Data items:
'''

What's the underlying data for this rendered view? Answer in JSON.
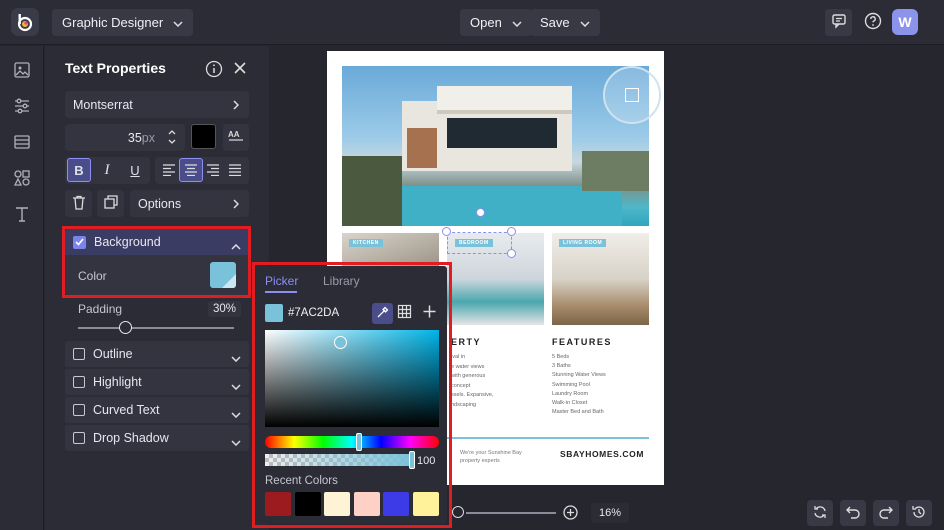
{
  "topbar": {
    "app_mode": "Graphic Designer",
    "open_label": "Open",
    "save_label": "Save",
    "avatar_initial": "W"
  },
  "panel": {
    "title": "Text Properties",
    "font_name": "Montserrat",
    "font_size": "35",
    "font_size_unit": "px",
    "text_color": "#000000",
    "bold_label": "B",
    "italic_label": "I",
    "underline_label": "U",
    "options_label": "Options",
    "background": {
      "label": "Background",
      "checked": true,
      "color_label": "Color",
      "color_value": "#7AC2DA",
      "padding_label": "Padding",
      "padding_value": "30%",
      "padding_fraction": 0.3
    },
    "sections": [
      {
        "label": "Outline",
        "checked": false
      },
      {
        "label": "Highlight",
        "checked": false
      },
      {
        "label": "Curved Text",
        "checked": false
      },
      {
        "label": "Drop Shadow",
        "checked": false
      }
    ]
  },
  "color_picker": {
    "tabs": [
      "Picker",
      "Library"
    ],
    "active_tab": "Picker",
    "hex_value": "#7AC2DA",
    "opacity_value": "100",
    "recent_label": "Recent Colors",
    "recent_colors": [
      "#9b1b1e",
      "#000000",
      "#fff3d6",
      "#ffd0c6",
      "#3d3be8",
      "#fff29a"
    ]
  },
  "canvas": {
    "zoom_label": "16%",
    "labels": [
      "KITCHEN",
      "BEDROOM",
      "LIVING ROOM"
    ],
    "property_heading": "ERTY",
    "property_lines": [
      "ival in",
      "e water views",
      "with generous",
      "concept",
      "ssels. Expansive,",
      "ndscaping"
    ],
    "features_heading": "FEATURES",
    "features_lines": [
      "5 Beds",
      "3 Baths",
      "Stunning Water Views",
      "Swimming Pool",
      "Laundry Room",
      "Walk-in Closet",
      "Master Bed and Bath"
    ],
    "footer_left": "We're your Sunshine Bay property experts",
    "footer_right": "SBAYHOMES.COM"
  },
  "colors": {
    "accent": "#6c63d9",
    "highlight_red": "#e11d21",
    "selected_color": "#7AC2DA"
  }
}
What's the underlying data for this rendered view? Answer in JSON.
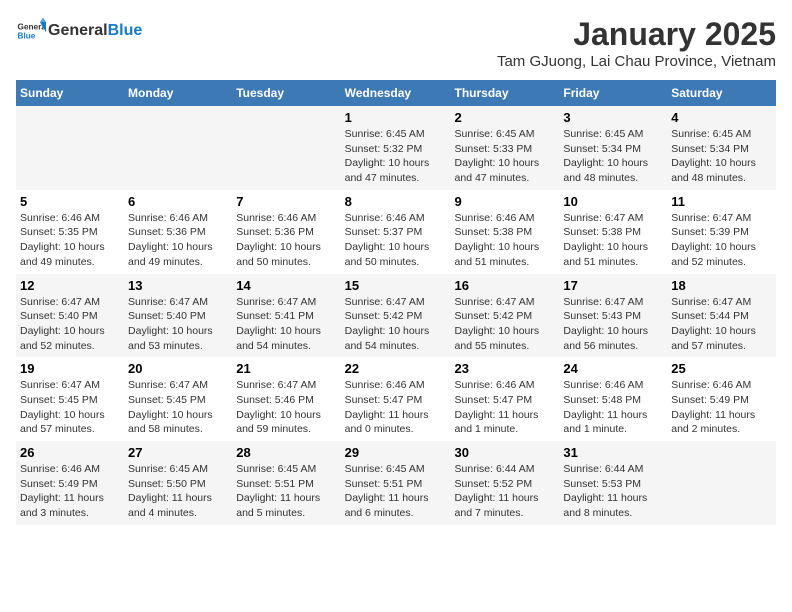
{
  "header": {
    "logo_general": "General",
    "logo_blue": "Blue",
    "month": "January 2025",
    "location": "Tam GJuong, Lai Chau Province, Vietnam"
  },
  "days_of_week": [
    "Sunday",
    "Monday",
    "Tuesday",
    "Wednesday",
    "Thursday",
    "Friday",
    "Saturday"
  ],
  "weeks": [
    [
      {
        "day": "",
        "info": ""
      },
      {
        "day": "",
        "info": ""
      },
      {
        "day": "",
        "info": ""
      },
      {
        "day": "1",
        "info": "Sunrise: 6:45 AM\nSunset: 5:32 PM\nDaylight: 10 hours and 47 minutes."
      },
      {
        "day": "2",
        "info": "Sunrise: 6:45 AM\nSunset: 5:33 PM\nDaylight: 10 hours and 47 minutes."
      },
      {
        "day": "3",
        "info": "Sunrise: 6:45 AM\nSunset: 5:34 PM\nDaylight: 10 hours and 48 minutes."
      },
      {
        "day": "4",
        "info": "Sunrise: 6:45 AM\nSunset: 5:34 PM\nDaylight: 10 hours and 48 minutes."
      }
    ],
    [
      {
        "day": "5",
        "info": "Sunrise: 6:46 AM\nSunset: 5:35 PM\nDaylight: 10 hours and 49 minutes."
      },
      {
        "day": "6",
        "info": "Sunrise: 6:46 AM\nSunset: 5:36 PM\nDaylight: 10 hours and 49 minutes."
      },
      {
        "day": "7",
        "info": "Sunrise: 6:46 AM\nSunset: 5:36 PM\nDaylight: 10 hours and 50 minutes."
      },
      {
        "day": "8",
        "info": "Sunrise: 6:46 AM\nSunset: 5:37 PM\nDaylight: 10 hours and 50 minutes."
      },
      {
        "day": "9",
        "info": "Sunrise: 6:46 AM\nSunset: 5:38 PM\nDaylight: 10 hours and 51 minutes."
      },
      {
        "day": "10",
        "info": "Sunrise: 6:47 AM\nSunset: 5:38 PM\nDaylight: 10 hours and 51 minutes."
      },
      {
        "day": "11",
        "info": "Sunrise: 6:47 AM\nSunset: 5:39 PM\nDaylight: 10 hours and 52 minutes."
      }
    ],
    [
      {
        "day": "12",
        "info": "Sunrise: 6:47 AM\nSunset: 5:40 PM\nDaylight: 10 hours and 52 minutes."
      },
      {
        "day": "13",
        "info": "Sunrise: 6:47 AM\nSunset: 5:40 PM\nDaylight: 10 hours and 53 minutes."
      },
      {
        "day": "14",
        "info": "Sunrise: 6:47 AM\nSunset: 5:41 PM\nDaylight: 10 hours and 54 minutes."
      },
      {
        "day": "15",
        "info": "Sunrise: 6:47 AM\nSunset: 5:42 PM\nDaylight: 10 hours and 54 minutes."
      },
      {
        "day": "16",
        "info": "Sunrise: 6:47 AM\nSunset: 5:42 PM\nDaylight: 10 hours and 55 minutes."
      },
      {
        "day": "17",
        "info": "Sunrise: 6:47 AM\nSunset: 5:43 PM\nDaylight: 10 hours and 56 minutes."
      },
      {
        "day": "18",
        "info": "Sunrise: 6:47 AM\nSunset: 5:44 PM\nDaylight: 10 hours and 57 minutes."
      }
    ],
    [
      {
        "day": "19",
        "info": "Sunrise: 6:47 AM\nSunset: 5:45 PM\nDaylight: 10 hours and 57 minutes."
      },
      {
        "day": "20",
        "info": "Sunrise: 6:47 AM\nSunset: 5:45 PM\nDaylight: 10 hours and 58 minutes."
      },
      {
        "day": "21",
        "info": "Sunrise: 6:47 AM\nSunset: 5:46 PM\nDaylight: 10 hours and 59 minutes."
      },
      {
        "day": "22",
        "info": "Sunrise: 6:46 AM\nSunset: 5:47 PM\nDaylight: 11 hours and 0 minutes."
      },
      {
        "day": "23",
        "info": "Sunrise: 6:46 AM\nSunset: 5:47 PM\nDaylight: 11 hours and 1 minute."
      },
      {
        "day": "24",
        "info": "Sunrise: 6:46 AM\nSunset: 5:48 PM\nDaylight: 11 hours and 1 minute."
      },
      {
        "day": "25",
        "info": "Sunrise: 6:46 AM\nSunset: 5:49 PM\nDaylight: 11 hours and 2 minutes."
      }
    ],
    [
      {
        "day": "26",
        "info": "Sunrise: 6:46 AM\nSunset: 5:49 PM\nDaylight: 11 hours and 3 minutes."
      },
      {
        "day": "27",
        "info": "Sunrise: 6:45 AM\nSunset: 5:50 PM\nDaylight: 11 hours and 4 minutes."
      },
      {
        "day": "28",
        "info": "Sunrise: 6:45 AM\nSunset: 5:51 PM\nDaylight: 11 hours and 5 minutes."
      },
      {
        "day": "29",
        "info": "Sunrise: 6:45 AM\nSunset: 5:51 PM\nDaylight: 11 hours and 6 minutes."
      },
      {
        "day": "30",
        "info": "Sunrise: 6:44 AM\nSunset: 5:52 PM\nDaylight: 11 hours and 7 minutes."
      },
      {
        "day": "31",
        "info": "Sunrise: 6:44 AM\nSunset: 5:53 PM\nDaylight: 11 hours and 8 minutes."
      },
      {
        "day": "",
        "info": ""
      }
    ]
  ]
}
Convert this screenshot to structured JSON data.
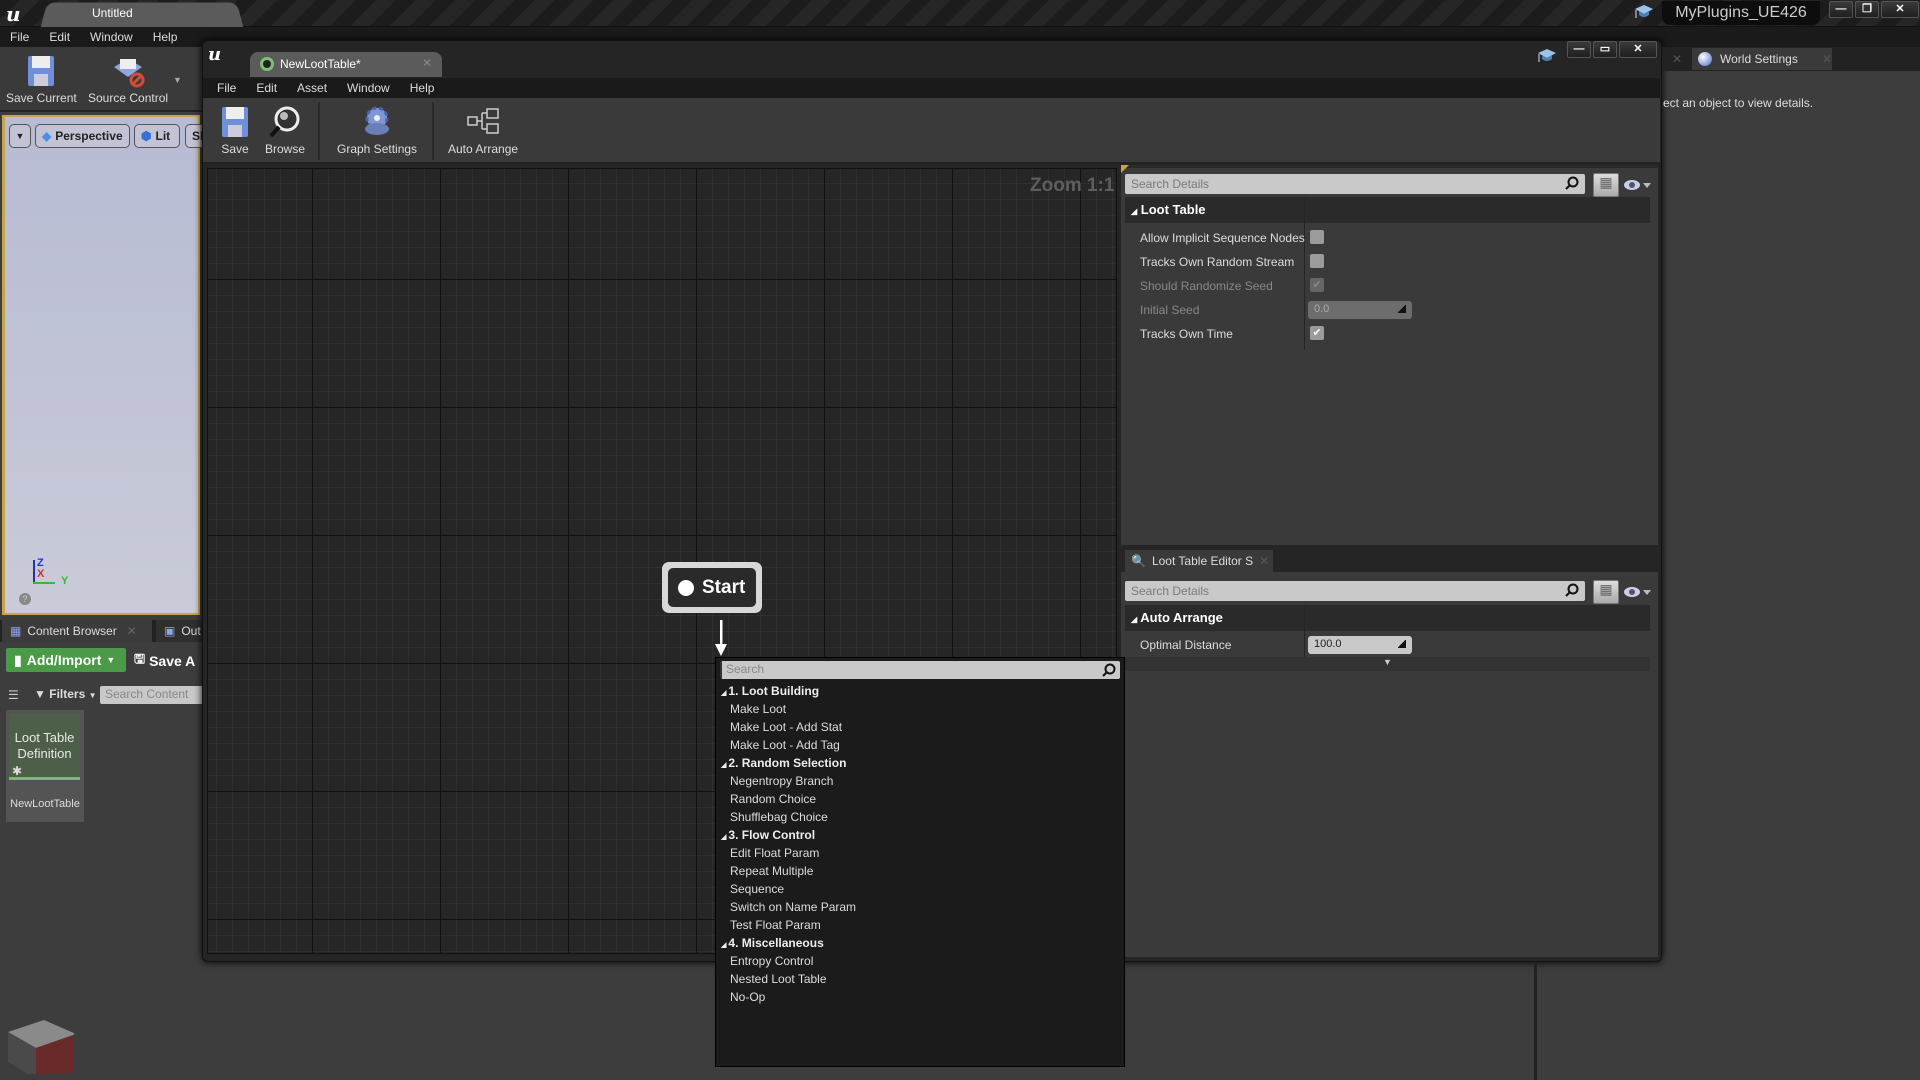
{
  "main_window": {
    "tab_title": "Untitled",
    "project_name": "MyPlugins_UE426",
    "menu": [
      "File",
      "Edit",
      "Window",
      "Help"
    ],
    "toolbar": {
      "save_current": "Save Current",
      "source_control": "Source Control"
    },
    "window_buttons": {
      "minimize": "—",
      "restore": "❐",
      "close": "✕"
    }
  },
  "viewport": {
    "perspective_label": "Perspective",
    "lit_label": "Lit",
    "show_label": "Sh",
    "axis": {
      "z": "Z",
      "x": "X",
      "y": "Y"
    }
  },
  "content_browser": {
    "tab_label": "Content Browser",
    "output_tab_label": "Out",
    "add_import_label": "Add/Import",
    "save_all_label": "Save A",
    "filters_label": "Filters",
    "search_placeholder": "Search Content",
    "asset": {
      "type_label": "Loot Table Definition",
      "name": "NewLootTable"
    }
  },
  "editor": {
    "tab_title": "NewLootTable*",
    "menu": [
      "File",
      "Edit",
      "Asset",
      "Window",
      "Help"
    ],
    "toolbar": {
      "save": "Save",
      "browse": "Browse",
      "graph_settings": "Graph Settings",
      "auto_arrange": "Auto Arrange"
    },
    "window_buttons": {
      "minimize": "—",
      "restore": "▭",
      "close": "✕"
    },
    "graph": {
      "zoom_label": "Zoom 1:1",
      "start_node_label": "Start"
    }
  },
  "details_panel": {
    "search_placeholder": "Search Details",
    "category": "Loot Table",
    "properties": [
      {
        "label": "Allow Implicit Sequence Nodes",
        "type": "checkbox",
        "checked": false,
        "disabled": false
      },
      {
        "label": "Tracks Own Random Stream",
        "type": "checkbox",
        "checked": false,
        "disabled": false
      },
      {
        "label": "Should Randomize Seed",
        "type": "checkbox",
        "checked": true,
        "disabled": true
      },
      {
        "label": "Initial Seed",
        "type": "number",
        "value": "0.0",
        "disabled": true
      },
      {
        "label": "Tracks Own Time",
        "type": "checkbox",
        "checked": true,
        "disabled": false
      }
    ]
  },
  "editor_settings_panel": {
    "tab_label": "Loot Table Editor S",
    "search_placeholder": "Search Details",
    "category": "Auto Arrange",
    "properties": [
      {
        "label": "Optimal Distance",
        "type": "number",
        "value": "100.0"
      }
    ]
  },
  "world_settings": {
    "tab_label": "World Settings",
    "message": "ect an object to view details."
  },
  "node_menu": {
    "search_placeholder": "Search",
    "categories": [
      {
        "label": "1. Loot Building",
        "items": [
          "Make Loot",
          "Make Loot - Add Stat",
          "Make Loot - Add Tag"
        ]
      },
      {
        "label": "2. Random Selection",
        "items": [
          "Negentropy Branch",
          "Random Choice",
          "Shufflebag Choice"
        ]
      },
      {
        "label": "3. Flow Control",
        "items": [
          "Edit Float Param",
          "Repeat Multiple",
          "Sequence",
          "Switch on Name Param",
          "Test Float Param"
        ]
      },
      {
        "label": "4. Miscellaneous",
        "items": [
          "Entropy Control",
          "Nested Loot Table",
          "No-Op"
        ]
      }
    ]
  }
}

'''

**TASK GOAL**:
Go through the records and show every line with the string "Tracks" in it.

**SOLUTION TO THE PROBLEM**:
        "label": "Tracks Own Random Stream",
        "label": "Tracks Own Time",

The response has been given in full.